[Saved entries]
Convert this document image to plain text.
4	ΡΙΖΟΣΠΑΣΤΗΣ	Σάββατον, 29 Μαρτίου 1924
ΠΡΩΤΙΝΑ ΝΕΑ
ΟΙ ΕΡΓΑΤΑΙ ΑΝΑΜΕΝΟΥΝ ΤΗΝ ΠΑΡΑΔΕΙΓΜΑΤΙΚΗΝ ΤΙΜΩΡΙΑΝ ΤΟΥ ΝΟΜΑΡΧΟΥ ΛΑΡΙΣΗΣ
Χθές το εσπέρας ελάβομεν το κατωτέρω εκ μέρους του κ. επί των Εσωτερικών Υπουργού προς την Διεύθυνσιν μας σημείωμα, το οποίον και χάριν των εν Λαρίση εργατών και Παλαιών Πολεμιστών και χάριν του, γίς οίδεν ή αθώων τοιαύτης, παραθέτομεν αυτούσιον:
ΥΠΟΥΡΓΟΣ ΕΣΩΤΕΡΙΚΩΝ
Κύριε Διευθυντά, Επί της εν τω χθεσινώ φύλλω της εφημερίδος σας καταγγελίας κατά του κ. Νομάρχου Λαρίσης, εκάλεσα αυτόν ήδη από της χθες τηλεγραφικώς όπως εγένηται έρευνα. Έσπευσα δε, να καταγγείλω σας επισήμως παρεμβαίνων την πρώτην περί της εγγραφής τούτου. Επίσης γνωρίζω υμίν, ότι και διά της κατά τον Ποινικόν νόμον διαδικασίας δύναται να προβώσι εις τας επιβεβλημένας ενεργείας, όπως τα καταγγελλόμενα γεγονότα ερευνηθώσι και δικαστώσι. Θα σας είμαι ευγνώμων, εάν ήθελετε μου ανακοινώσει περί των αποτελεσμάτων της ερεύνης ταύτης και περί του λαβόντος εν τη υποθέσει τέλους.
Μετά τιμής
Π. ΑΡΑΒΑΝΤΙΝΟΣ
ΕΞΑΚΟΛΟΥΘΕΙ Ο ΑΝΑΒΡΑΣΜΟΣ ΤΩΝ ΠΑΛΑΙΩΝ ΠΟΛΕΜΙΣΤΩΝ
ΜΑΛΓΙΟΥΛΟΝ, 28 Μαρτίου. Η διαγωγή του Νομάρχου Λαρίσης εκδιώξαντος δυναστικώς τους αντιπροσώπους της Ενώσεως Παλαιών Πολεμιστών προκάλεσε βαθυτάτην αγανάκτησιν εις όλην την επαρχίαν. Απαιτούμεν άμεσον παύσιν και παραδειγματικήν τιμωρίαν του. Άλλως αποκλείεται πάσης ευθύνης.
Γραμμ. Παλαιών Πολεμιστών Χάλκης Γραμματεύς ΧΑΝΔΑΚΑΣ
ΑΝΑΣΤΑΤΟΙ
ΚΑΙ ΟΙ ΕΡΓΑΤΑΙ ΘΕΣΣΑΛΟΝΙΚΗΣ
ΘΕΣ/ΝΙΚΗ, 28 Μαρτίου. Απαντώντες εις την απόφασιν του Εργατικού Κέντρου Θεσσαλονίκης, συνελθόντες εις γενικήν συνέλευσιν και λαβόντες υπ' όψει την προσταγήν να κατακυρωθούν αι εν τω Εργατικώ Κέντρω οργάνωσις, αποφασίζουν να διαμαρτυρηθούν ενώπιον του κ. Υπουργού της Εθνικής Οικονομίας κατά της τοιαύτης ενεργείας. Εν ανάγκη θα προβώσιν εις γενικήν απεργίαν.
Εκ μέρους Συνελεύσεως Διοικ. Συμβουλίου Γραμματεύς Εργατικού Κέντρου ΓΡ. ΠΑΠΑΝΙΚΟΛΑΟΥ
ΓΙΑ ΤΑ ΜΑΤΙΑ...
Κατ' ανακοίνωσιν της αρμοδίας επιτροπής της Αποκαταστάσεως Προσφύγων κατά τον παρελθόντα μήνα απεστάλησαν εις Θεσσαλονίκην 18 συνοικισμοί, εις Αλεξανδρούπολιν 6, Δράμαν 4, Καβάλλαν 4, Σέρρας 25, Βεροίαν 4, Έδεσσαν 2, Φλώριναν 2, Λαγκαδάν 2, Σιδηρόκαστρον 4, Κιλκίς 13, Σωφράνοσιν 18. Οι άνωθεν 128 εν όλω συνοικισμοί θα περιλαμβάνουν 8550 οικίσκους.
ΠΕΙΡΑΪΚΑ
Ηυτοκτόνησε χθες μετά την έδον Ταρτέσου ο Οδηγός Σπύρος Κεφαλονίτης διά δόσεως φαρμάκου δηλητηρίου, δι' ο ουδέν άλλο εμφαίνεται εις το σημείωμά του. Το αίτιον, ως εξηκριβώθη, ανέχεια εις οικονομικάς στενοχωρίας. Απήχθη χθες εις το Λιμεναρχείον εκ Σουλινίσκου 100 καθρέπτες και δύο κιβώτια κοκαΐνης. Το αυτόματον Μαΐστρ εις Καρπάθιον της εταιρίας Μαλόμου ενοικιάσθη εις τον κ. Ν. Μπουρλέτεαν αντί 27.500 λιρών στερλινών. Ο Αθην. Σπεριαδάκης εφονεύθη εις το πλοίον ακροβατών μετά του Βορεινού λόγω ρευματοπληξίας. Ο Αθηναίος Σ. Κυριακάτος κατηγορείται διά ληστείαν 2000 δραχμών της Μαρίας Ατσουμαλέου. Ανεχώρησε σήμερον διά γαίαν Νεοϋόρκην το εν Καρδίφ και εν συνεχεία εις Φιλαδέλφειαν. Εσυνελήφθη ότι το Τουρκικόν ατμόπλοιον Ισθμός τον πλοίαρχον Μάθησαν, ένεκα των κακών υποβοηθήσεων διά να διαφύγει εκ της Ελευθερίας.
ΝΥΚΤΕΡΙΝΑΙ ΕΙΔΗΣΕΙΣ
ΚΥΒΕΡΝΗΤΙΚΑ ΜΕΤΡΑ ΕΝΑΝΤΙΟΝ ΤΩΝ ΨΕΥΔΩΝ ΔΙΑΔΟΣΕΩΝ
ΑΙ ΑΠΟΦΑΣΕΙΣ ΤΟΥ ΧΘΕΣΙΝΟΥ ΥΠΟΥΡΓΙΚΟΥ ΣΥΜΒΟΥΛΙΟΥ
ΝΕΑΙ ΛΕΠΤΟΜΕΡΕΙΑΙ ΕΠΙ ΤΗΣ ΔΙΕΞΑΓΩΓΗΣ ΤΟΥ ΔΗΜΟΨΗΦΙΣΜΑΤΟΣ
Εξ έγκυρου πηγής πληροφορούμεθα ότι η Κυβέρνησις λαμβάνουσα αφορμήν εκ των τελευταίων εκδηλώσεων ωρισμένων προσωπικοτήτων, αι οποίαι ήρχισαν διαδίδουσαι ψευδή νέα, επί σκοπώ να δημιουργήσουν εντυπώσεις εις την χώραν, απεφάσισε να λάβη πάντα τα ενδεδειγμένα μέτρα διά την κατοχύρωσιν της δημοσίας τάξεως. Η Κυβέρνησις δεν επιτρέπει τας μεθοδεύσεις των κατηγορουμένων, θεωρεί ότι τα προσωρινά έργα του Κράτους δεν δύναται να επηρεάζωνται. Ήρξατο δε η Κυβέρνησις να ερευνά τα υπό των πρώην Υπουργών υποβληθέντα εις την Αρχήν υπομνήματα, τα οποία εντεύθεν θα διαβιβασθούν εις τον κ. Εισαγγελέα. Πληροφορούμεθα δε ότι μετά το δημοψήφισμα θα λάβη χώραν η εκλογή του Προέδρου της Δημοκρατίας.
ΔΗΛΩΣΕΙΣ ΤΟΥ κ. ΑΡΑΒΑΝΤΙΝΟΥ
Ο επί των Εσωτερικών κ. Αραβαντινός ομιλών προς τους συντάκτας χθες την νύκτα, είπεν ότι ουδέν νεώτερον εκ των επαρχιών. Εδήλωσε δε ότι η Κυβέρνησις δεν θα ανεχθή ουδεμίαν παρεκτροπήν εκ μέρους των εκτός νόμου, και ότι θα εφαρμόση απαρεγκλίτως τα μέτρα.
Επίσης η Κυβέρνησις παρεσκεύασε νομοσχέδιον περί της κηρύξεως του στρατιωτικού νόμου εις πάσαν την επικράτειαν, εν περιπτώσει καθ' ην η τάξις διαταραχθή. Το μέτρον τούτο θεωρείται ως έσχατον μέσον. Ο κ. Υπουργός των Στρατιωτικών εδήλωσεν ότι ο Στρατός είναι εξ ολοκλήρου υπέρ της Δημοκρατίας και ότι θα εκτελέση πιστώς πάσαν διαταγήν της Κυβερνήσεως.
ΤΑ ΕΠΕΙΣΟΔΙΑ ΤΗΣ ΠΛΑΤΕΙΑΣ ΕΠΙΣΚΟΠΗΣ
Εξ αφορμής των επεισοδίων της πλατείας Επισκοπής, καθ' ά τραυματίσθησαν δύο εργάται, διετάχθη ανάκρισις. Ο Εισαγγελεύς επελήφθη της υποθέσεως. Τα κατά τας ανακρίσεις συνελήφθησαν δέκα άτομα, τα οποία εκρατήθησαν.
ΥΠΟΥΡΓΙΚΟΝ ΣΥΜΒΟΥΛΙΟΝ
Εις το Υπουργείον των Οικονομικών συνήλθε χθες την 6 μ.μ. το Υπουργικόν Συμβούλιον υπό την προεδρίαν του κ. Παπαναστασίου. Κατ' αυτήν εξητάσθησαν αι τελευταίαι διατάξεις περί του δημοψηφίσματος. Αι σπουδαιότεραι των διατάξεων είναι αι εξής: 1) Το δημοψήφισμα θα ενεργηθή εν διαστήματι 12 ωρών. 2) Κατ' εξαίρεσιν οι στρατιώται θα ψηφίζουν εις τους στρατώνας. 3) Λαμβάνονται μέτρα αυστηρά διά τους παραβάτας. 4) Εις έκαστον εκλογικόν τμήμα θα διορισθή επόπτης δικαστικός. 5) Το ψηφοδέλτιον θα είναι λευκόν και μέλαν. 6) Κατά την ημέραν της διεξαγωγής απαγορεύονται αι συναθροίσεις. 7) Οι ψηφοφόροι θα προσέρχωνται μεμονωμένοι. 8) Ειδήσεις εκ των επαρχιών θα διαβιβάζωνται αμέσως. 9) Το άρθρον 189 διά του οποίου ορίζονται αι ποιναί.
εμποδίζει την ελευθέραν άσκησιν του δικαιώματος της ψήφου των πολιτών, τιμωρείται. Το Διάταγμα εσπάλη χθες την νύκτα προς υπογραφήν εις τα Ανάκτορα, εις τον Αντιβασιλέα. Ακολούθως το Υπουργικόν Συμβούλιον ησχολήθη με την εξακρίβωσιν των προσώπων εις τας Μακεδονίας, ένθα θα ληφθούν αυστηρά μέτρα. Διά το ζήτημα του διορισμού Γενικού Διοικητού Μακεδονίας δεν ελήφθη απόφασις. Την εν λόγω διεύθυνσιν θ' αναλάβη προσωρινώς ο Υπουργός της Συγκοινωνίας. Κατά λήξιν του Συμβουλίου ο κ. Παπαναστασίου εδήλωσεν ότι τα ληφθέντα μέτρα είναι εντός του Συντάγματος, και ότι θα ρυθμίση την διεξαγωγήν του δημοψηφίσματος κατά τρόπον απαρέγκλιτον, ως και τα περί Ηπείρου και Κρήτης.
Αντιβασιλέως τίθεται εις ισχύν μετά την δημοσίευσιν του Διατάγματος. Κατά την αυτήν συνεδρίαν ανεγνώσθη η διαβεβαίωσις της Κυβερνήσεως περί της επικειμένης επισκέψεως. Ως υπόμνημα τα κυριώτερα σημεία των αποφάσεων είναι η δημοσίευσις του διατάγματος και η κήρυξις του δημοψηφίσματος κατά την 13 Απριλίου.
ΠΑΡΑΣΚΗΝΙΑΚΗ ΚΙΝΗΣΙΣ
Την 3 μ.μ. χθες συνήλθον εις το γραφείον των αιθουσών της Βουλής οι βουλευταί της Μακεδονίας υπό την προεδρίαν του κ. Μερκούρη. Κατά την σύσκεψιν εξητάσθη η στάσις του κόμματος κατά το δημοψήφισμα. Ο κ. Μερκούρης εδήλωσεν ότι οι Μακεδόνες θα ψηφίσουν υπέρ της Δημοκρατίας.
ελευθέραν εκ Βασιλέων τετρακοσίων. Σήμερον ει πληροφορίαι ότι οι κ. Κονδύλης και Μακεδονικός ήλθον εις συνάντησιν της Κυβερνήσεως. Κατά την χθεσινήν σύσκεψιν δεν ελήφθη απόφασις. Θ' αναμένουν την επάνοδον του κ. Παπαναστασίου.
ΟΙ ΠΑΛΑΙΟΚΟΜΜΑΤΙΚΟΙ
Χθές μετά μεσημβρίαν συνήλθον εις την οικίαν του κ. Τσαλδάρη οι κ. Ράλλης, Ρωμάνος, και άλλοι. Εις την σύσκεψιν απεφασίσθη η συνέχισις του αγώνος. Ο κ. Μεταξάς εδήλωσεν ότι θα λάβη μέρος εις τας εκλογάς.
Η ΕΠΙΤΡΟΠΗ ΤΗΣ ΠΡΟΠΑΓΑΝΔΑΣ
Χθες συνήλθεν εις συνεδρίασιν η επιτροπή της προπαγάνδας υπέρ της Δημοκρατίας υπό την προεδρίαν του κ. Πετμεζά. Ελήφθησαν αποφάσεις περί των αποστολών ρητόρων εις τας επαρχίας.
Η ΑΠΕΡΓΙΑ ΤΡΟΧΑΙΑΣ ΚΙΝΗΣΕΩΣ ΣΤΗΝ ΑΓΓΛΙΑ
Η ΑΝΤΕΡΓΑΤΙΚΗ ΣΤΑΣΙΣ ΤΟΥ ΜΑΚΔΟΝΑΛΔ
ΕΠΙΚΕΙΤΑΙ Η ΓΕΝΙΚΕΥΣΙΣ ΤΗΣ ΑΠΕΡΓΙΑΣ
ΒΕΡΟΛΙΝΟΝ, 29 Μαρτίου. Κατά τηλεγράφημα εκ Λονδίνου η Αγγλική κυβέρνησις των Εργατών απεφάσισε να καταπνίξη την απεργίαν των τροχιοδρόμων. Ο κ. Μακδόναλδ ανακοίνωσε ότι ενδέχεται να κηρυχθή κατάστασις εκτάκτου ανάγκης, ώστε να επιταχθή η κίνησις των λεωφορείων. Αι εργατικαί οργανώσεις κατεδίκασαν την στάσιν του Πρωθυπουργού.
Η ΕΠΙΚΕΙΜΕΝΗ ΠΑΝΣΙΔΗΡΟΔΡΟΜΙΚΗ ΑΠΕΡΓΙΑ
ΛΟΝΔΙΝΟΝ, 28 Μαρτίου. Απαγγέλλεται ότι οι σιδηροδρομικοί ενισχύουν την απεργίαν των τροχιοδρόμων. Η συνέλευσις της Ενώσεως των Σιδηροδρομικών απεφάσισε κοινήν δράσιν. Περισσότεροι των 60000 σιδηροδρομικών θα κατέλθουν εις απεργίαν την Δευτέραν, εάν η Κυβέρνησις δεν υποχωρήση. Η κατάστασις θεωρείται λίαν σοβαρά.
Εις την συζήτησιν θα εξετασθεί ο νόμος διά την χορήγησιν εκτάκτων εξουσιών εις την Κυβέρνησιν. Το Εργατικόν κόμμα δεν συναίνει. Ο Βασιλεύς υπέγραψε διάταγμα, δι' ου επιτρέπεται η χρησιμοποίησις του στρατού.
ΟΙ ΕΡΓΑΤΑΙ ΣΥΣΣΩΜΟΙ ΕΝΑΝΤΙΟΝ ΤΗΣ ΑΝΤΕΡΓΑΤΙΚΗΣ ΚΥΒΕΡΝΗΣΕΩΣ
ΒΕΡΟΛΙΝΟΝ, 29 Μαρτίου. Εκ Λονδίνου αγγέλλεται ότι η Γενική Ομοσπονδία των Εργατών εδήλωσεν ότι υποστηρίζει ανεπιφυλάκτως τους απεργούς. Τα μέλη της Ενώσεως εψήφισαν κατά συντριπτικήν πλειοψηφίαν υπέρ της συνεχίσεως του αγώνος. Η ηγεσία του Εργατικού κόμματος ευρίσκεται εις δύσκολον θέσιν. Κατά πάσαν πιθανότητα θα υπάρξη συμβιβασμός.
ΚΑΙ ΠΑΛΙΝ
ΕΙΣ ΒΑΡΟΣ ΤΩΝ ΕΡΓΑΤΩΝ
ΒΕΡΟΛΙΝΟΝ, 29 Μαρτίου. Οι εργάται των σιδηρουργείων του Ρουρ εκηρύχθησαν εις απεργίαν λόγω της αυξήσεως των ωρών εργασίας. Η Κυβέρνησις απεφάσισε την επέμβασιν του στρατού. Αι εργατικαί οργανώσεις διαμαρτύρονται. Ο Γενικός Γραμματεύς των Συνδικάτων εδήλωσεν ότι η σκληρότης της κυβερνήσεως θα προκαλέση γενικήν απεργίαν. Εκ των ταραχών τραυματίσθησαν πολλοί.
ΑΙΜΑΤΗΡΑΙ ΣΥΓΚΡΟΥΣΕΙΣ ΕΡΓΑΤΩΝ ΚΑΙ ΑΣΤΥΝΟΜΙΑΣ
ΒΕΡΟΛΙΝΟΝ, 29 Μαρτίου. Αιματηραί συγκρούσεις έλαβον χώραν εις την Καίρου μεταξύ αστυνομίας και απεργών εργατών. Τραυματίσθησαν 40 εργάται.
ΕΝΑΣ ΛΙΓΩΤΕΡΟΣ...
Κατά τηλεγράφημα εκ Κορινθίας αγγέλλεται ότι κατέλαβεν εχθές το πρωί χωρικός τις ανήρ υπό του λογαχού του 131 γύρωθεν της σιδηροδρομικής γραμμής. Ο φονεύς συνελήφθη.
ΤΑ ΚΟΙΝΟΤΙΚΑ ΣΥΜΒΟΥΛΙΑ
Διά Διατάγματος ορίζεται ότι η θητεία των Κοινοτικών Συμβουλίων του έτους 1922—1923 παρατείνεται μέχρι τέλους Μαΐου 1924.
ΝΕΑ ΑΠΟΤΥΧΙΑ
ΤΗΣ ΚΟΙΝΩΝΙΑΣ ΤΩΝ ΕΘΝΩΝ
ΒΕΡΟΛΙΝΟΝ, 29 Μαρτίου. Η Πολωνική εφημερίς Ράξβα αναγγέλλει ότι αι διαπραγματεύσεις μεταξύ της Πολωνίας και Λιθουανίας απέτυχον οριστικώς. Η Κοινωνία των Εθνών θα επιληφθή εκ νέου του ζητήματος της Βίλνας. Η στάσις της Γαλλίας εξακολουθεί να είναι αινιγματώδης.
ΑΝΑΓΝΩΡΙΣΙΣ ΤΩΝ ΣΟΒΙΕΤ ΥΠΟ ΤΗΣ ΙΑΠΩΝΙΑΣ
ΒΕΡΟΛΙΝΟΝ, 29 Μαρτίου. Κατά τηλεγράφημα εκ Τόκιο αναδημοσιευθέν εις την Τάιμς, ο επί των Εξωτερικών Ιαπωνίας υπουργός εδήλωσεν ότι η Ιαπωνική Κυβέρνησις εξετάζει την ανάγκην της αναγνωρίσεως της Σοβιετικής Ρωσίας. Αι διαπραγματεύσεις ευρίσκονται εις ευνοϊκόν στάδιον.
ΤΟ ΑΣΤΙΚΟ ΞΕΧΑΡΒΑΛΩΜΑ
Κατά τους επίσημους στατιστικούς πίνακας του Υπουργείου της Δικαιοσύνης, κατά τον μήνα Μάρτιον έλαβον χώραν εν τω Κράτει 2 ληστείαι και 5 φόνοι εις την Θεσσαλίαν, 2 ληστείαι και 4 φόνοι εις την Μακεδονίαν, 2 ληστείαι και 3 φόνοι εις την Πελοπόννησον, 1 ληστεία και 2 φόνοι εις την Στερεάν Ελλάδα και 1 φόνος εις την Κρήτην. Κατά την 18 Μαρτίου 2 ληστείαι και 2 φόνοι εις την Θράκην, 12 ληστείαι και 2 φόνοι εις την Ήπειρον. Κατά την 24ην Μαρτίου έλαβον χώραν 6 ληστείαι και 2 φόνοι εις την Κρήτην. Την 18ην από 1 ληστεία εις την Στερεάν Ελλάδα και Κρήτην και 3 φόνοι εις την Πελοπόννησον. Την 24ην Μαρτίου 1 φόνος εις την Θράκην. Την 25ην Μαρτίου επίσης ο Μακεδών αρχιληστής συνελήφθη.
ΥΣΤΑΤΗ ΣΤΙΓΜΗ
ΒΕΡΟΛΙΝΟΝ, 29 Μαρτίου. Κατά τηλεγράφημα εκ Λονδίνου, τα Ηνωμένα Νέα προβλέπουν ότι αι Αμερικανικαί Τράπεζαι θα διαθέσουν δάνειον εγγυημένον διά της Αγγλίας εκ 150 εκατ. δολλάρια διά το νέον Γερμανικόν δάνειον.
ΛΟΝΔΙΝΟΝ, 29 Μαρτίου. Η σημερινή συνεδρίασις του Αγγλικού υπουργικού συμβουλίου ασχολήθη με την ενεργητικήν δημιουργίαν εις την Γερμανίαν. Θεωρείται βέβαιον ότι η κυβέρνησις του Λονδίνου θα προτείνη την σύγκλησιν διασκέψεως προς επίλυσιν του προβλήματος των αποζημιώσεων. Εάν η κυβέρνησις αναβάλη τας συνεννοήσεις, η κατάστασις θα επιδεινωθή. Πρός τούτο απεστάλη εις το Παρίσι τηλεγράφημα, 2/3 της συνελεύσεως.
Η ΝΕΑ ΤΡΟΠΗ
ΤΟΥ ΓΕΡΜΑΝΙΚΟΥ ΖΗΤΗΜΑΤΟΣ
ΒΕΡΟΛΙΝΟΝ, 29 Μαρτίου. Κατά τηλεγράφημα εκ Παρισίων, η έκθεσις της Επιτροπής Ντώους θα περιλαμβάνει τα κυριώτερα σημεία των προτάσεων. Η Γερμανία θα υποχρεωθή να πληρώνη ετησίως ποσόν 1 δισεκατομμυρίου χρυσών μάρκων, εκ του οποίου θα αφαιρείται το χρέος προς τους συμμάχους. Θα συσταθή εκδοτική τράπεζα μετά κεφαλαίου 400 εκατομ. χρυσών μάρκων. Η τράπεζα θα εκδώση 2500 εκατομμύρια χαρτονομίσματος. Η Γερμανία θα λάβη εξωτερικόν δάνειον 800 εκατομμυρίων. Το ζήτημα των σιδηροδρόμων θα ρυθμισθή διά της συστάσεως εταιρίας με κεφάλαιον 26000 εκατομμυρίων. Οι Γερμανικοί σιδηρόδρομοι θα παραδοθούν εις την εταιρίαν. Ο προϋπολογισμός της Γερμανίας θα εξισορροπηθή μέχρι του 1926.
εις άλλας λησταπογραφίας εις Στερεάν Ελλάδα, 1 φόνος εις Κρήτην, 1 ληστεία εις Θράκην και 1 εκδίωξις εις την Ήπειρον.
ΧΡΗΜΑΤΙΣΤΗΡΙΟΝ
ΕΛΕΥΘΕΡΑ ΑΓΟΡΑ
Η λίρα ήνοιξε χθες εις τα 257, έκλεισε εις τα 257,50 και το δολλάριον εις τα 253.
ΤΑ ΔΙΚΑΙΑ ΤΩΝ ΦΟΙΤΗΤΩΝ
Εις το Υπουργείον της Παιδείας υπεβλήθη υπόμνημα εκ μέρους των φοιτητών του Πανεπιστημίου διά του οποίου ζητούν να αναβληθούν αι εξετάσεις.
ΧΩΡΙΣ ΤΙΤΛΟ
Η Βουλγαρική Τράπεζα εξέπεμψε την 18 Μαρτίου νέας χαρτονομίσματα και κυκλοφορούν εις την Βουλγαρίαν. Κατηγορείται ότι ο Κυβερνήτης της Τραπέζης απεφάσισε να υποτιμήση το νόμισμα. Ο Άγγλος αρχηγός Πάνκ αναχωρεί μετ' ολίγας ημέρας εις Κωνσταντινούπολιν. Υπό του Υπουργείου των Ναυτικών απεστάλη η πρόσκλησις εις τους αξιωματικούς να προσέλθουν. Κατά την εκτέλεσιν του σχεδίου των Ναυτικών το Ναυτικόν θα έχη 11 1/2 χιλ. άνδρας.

**EXERCISE OBJECTIVE**
From the data above, gather every line that includes the word "ΕΡΓΑΤΑΙ".

**CORRECT RESPONSE**
ΟΙ ΕΡΓΑΤΑΙ ΑΝΑΜΕΝΟΥΝ ΤΗΝ ΠΑΡΑΔΕΙΓΜΑΤΙΚΗΝ ΤΙΜΩΡΙΑΝ ΤΟΥ ΝΟΜΑΡΧΟΥ ΛΑΡΙΣΗΣ
ΚΑΙ ΟΙ ΕΡΓΑΤΑΙ ΘΕΣΣΑΛΟΝΙΚΗΣ
ΟΙ ΕΡΓΑΤΑΙ ΣΥΣΣΩΜΟΙ ΕΝΑΝΤΙΟΝ ΤΗΣ ΑΝΤΕΡΓΑΤΙΚΗΣ ΚΥΒΕΡΝΗΣΕΩΣ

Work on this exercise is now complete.